__Task details__
It is required that all of the data be written out exactly.
-- -- --
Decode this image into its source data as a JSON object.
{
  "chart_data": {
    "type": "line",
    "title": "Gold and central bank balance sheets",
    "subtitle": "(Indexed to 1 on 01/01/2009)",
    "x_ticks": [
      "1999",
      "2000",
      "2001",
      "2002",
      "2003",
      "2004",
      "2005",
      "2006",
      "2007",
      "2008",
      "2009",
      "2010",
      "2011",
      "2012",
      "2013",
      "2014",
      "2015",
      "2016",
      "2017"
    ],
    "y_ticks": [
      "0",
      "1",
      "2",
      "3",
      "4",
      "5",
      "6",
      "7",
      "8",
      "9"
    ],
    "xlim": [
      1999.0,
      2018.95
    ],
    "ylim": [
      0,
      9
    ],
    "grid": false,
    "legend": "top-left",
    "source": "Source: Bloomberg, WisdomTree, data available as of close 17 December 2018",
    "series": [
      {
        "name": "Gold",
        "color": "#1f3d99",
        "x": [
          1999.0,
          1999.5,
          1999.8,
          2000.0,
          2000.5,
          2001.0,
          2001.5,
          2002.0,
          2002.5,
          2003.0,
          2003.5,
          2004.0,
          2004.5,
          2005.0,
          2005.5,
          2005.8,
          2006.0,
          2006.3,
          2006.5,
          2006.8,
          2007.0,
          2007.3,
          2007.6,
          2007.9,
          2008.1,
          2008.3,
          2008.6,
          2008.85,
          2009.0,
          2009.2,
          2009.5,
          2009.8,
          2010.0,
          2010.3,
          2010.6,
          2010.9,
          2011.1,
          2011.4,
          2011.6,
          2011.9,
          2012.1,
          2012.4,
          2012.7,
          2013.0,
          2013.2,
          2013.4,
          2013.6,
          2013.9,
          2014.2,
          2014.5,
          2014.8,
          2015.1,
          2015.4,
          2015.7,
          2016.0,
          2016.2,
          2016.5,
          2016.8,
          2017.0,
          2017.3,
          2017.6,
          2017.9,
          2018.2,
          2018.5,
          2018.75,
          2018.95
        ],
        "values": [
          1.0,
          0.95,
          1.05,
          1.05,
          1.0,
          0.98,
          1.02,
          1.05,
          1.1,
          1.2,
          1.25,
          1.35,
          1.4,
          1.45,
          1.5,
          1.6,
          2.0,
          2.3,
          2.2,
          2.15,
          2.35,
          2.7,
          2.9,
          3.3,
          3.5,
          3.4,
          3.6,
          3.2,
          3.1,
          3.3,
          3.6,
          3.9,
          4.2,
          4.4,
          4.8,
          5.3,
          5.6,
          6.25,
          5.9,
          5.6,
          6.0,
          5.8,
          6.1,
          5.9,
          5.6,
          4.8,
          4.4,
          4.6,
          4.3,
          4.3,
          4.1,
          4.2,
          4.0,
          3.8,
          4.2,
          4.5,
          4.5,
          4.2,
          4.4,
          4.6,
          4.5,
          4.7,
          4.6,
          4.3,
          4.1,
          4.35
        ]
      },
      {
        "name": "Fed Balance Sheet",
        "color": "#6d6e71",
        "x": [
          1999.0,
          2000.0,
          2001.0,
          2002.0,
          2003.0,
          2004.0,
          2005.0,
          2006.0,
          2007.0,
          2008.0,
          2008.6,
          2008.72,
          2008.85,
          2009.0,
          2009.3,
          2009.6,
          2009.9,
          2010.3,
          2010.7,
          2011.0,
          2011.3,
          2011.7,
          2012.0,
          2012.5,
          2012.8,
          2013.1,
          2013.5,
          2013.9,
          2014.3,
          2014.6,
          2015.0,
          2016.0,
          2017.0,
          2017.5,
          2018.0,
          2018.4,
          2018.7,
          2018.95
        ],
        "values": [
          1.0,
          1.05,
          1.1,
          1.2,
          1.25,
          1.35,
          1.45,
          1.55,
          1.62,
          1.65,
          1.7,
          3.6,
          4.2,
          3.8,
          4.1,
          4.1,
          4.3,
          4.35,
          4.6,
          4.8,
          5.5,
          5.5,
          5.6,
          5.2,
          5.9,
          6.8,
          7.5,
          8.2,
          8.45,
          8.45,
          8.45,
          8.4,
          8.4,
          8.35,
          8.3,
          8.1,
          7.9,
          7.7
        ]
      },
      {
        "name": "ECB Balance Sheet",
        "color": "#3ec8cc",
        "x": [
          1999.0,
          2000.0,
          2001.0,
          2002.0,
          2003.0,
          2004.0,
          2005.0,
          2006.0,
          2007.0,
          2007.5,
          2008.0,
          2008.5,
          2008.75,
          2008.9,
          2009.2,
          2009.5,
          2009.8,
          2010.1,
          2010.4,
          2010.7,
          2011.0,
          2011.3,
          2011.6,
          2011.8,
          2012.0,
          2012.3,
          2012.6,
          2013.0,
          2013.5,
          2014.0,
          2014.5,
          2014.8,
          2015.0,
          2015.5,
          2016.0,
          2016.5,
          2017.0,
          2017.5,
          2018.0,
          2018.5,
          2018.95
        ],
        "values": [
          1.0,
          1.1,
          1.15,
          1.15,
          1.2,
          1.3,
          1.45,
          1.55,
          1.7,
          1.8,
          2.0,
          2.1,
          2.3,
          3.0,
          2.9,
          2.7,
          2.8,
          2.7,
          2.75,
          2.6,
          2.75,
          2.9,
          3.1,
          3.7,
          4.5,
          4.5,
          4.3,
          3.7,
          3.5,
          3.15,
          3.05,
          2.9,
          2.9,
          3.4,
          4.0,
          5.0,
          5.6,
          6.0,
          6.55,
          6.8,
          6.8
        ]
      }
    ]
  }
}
-- -- --
__Right answer__
Decode this image into its source data as a JSON object.
{
  "chart_data": {
    "type": "line",
    "title": "Gold and central bank balance sheets",
    "subtitle": "(Indexed to 1 on 01/01/2009)",
    "x_ticks": [
      "1999",
      "2000",
      "2001",
      "2002",
      "2003",
      "2004",
      "2005",
      "2006",
      "2007",
      "2008",
      "2009",
      "2010",
      "2011",
      "2012",
      "2013",
      "2014",
      "2015",
      "2016",
      "2017"
    ],
    "y_ticks": [
      "0",
      "1",
      "2",
      "3",
      "4",
      "5",
      "6",
      "7",
      "8",
      "9"
    ],
    "xlim": [
      1999.0,
      2018.95
    ],
    "ylim": [
      0,
      9
    ],
    "grid": false,
    "legend": "top-left",
    "source": "Source: Bloomberg, WisdomTree, data available as of close 17 December 2018",
    "series": [
      {
        "name": "Gold",
        "color": "#1f3d99",
        "x": [
          1999.0,
          1999.5,
          1999.8,
          2000.0,
          2000.5,
          2001.0,
          2001.5,
          2002.0,
          2002.5,
          2003.0,
          2003.5,
          2004.0,
          2004.5,
          2005.0,
          2005.5,
          2005.8,
          2006.0,
          2006.3,
          2006.5,
          2006.8,
          2007.0,
          2007.3,
          2007.6,
          2007.9,
          2008.1,
          2008.3,
          2008.6,
          2008.85,
          2009.0,
          2009.2,
          2009.5,
          2009.8,
          2010.0,
          2010.3,
          2010.6,
          2010.9,
          2011.1,
          2011.4,
          2011.6,
          2011.9,
          2012.1,
          2012.4,
          2012.7,
          2013.0,
          2013.2,
          2013.4,
          2013.6,
          2013.9,
          2014.2,
          2014.5,
          2014.8,
          2015.1,
          2015.4,
          2015.7,
          2016.0,
          2016.2,
          2016.5,
          2016.8,
          2017.0,
          2017.3,
          2017.6,
          2017.9,
          2018.2,
          2018.5,
          2018.75,
          2018.95
        ],
        "values": [
          1.0,
          0.95,
          1.05,
          1.05,
          1.0,
          0.98,
          1.02,
          1.05,
          1.1,
          1.2,
          1.25,
          1.35,
          1.4,
          1.45,
          1.5,
          1.6,
          2.0,
          2.3,
          2.2,
          2.15,
          2.35,
          2.7,
          2.9,
          3.3,
          3.5,
          3.4,
          3.6,
          3.2,
          3.1,
          3.3,
          3.6,
          3.9,
          4.2,
          4.4,
          4.8,
          5.3,
          5.6,
          6.25,
          5.9,
          5.6,
          6.0,
          5.8,
          6.1,
          5.9,
          5.6,
          4.8,
          4.4,
          4.6,
          4.3,
          4.3,
          4.1,
          4.2,
          4.0,
          3.8,
          4.2,
          4.5,
          4.5,
          4.2,
          4.4,
          4.6,
          4.5,
          4.7,
          4.6,
          4.3,
          4.1,
          4.35
        ]
      },
      {
        "name": "Fed Balance Sheet",
        "color": "#6d6e71",
        "x": [
          1999.0,
          2000.0,
          2001.0,
          2002.0,
          2003.0,
          2004.0,
          2005.0,
          2006.0,
          2007.0,
          2008.0,
          2008.6,
          2008.72,
          2008.85,
          2009.0,
          2009.3,
          2009.6,
          2009.9,
          2010.3,
          2010.7,
          2011.0,
          2011.3,
          2011.7,
          2012.0,
          2012.5,
          2012.8,
          2013.1,
          2013.5,
          2013.9,
          2014.3,
          2014.6,
          2015.0,
          2016.0,
          2017.0,
          2017.5,
          2018.0,
          2018.4,
          2018.7,
          2018.95
        ],
        "values": [
          1.0,
          1.05,
          1.1,
          1.2,
          1.25,
          1.35,
          1.45,
          1.55,
          1.62,
          1.65,
          1.7,
          3.6,
          4.2,
          3.8,
          4.1,
          4.1,
          4.3,
          4.35,
          4.6,
          4.8,
          5.5,
          5.5,
          5.6,
          5.2,
          5.9,
          6.8,
          7.5,
          8.2,
          8.45,
          8.45,
          8.45,
          8.4,
          8.4,
          8.35,
          8.3,
          8.1,
          7.9,
          7.7
        ]
      },
      {
        "name": "ECB Balance Sheet",
        "color": "#3ec8cc",
        "x": [
          1999.0,
          2000.0,
          2001.0,
          2002.0,
          2003.0,
          2004.0,
          2005.0,
          2006.0,
          2007.0,
          2007.5,
          2008.0,
          2008.5,
          2008.75,
          2008.9,
          2009.2,
          2009.5,
          2009.8,
          2010.1,
          2010.4,
          2010.7,
          2011.0,
          2011.3,
          2011.6,
          2011.8,
          2012.0,
          2012.3,
          2012.6,
          2013.0,
          2013.5,
          2014.0,
          2014.5,
          2014.8,
          2015.0,
          2015.5,
          2016.0,
          2016.5,
          2017.0,
          2017.5,
          2018.0,
          2018.5,
          2018.95
        ],
        "values": [
          1.0,
          1.1,
          1.15,
          1.15,
          1.2,
          1.3,
          1.45,
          1.55,
          1.7,
          1.8,
          2.0,
          2.1,
          2.3,
          3.0,
          2.9,
          2.7,
          2.8,
          2.7,
          2.75,
          2.6,
          2.75,
          2.9,
          3.1,
          3.7,
          4.5,
          4.5,
          4.3,
          3.7,
          3.5,
          3.15,
          3.05,
          2.9,
          2.9,
          3.4,
          4.0,
          5.0,
          5.6,
          6.0,
          6.55,
          6.8,
          6.8
        ]
      }
    ]
  }
}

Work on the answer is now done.